Task to complete: Wherever the word "this" appears in a line, copy that line.

########

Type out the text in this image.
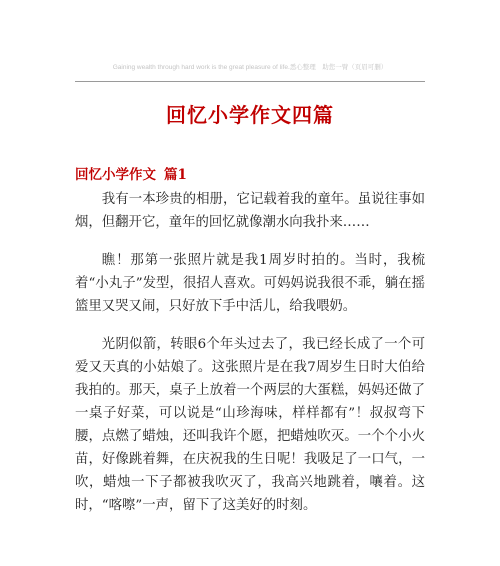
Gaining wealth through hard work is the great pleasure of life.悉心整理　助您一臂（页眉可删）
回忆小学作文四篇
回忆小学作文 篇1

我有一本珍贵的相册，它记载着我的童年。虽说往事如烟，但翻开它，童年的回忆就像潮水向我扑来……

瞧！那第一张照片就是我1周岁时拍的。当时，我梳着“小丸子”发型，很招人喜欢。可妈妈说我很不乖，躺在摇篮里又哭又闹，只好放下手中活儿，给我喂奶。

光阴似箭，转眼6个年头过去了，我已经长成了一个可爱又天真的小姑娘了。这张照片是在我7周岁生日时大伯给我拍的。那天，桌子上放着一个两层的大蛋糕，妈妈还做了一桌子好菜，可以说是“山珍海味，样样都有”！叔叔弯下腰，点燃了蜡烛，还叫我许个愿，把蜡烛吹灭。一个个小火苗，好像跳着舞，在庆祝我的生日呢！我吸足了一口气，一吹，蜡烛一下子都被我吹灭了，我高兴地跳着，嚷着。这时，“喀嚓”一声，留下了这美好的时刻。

########

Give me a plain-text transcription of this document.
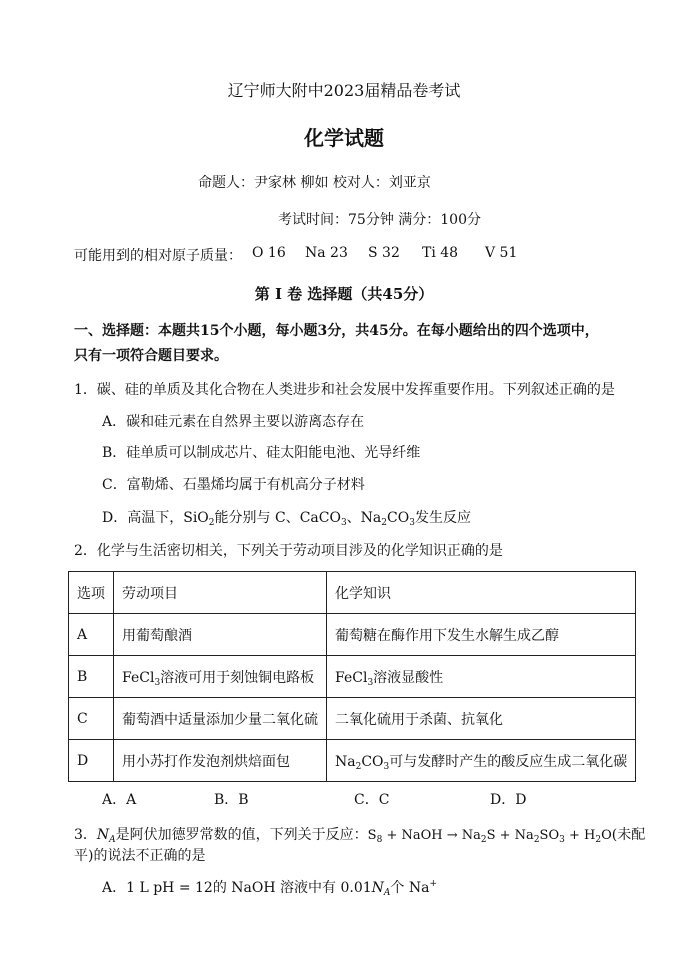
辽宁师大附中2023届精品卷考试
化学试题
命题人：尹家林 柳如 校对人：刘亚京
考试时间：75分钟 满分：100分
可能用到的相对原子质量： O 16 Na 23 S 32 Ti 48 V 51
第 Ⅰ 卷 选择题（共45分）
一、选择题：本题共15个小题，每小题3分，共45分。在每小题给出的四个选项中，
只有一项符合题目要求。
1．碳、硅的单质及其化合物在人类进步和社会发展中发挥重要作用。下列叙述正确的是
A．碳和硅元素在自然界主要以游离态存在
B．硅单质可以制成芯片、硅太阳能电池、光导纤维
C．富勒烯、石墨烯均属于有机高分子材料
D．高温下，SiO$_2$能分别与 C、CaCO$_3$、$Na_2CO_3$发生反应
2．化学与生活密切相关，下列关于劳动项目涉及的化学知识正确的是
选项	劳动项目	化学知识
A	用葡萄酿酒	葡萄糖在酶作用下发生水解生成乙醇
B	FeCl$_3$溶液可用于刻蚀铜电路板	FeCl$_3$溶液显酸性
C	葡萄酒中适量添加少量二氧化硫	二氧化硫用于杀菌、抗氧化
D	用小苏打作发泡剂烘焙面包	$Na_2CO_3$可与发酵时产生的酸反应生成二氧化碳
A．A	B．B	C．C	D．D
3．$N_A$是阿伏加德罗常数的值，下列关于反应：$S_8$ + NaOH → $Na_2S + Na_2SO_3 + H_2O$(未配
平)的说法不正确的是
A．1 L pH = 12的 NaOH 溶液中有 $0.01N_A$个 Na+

########

Exercise output:
Type out the text in this image.
Give me a plain-text transcription of this document.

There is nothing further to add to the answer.